— begin —

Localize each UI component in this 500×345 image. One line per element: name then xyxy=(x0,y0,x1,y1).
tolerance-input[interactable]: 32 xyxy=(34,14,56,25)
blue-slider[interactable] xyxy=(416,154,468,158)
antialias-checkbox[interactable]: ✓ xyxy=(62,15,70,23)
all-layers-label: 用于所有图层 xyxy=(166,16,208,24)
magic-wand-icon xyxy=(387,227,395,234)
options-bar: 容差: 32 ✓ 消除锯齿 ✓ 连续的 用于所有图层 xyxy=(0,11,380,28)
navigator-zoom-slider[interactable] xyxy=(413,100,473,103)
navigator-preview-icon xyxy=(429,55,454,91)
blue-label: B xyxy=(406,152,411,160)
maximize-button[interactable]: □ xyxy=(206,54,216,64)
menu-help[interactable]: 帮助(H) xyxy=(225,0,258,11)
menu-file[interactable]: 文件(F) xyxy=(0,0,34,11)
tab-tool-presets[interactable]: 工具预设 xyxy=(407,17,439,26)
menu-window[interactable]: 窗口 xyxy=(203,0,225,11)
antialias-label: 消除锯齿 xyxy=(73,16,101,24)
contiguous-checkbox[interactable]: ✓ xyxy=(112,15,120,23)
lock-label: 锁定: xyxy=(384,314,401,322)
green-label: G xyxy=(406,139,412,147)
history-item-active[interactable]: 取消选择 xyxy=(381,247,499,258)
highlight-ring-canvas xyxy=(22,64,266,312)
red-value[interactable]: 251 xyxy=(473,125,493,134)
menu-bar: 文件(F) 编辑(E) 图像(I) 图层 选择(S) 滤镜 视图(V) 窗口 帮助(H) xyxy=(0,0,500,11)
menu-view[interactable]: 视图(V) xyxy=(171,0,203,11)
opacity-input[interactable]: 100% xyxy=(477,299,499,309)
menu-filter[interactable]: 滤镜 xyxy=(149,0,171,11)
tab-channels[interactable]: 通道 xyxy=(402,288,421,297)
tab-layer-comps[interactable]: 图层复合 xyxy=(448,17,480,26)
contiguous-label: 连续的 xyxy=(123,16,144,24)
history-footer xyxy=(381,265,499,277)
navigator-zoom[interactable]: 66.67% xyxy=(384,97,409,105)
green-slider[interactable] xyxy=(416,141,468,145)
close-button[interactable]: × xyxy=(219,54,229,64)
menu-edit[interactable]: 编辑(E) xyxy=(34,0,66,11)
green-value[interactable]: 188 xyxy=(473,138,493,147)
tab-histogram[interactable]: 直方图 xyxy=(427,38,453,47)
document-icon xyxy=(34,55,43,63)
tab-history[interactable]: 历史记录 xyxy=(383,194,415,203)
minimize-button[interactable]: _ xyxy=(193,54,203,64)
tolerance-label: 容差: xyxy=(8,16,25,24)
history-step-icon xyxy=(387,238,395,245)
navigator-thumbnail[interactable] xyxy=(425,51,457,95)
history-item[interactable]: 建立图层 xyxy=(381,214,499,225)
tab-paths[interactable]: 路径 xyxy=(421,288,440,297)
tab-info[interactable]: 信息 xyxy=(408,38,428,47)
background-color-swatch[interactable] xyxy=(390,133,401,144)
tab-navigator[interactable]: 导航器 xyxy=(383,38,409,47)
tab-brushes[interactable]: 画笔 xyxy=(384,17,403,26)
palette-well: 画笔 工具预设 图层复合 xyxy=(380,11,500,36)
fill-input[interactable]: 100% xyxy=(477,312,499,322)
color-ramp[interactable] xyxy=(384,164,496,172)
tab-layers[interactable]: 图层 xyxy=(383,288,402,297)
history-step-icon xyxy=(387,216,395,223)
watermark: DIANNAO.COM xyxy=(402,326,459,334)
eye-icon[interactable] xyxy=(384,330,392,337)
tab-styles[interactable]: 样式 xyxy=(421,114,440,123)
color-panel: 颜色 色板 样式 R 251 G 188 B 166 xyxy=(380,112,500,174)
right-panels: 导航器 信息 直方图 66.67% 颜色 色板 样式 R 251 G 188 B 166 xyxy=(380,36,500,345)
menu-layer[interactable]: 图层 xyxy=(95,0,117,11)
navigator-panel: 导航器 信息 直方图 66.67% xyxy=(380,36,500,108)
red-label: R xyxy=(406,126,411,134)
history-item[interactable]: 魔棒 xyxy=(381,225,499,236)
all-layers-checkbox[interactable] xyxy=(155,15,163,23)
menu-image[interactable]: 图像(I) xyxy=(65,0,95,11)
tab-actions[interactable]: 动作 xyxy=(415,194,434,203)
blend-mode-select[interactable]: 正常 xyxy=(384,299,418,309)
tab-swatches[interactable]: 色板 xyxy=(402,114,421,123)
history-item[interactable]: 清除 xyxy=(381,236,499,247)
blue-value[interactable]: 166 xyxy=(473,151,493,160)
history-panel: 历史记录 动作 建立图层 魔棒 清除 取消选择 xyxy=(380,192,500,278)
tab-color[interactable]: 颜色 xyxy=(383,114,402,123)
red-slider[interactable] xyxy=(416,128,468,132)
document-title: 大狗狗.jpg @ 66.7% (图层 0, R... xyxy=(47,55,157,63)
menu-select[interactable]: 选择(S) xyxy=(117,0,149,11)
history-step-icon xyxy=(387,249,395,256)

— end —
— begin —

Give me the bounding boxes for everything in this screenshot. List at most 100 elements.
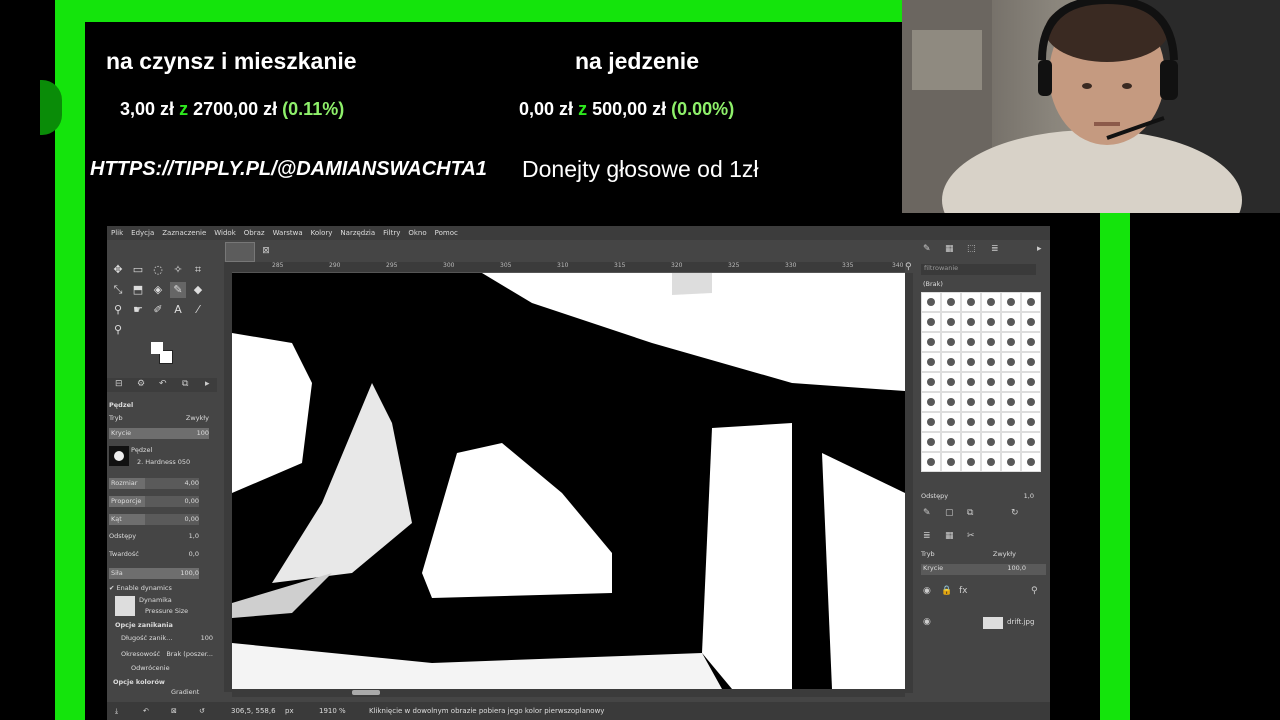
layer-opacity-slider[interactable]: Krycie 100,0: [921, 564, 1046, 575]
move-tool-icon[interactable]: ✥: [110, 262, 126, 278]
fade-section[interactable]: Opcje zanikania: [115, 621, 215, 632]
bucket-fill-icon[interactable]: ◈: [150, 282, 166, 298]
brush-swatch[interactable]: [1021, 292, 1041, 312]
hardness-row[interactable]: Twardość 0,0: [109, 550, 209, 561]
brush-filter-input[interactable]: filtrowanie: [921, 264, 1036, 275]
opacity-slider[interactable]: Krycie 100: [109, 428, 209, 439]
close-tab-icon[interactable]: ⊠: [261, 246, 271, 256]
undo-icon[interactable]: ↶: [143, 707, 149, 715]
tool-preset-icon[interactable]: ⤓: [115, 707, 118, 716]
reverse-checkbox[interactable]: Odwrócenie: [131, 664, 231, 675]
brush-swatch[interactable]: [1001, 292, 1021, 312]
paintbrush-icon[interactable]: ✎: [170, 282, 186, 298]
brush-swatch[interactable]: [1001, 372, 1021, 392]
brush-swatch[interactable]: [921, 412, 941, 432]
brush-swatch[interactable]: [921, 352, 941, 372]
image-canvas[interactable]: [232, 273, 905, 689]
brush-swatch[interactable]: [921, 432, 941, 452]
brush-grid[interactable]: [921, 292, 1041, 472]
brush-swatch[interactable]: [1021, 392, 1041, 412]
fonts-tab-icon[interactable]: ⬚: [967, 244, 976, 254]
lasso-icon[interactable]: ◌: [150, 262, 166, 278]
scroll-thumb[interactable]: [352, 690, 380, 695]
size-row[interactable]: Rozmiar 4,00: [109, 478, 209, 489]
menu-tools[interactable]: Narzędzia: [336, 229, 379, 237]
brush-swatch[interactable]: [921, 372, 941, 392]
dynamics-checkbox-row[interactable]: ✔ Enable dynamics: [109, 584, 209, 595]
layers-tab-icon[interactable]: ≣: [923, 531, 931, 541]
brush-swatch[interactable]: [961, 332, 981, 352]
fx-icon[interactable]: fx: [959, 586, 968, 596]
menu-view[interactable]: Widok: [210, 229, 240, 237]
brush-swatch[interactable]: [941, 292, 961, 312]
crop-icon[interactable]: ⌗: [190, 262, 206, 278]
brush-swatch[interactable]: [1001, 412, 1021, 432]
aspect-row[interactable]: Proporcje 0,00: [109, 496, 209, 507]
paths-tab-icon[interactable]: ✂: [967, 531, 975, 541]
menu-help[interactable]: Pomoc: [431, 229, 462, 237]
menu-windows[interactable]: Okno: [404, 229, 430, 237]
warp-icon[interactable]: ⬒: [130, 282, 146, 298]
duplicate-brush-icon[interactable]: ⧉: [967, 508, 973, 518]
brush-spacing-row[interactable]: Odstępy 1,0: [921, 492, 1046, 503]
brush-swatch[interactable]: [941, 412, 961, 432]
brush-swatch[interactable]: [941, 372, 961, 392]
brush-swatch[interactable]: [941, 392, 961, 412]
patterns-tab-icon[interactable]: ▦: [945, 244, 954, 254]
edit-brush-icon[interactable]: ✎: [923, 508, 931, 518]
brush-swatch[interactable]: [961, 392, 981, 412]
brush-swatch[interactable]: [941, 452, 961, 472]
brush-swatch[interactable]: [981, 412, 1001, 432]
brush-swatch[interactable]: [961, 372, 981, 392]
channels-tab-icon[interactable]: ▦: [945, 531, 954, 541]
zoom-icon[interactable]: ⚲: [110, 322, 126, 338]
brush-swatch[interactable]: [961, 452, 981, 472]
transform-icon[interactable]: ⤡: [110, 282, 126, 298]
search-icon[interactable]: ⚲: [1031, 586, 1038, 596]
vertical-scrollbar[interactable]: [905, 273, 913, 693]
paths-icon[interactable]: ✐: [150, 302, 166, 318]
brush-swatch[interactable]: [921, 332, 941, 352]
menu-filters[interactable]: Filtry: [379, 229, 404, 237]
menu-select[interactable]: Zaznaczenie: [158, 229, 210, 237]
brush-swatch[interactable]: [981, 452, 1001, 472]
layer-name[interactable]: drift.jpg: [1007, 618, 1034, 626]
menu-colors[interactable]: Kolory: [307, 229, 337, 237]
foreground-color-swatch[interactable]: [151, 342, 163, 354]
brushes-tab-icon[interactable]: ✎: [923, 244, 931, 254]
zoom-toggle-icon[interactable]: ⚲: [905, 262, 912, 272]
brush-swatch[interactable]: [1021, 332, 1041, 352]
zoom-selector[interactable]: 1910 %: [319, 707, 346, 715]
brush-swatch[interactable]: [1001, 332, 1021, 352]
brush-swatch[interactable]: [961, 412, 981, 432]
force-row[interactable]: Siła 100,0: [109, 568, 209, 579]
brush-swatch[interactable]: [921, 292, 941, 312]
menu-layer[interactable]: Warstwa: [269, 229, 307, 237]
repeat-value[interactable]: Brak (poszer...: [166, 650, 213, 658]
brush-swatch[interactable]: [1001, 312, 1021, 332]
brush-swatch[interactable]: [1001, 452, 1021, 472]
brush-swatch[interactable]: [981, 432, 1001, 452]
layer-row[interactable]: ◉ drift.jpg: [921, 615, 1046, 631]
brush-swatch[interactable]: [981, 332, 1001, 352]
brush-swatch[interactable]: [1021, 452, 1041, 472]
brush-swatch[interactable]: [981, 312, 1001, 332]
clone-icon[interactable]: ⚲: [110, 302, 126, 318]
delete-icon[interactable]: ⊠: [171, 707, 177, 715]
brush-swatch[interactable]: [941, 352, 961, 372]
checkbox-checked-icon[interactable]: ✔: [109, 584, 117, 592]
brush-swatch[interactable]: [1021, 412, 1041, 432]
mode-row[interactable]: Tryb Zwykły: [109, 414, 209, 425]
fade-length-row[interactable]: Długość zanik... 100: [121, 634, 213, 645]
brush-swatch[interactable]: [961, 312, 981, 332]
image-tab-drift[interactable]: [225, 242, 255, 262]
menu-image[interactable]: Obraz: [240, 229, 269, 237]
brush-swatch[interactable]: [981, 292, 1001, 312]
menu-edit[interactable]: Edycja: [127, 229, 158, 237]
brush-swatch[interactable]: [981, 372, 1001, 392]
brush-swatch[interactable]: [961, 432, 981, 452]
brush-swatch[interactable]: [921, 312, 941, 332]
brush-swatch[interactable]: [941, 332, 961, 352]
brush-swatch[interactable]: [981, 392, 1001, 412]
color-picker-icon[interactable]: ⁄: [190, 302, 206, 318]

— end —

> Stated exercise:
Please reproduce the material above word for word, starting at the line that contains "564, 1046, 575]" and ending after the line that contains "paintbrush-icon[interactable]: ✎: [170, 282, 186, 298]".

> Response for this exercise:
layer-opacity-slider[interactable]: Krycie 100,0: [921, 564, 1046, 575]
move-tool-icon[interactable]: ✥: [110, 262, 126, 278]
fade-section[interactable]: Opcje zanikania: [115, 621, 215, 632]
bucket-fill-icon[interactable]: ◈: [150, 282, 166, 298]
brush-swatch[interactable]: [1021, 292, 1041, 312]
hardness-row[interactable]: Twardość 0,0: [109, 550, 209, 561]
brush-filter-input[interactable]: filtrowanie: [921, 264, 1036, 275]
opacity-slider[interactable]: Krycie 100: [109, 428, 209, 439]
close-tab-icon[interactable]: ⊠: [261, 246, 271, 256]
undo-icon[interactable]: ↶: [143, 707, 149, 715]
tool-preset-icon[interactable]: ⤓: [115, 707, 118, 716]
reverse-checkbox[interactable]: Odwrócenie: [131, 664, 231, 675]
brush-swatch[interactable]: [1001, 292, 1021, 312]
paintbrush-icon[interactable]: ✎: [170, 282, 186, 298]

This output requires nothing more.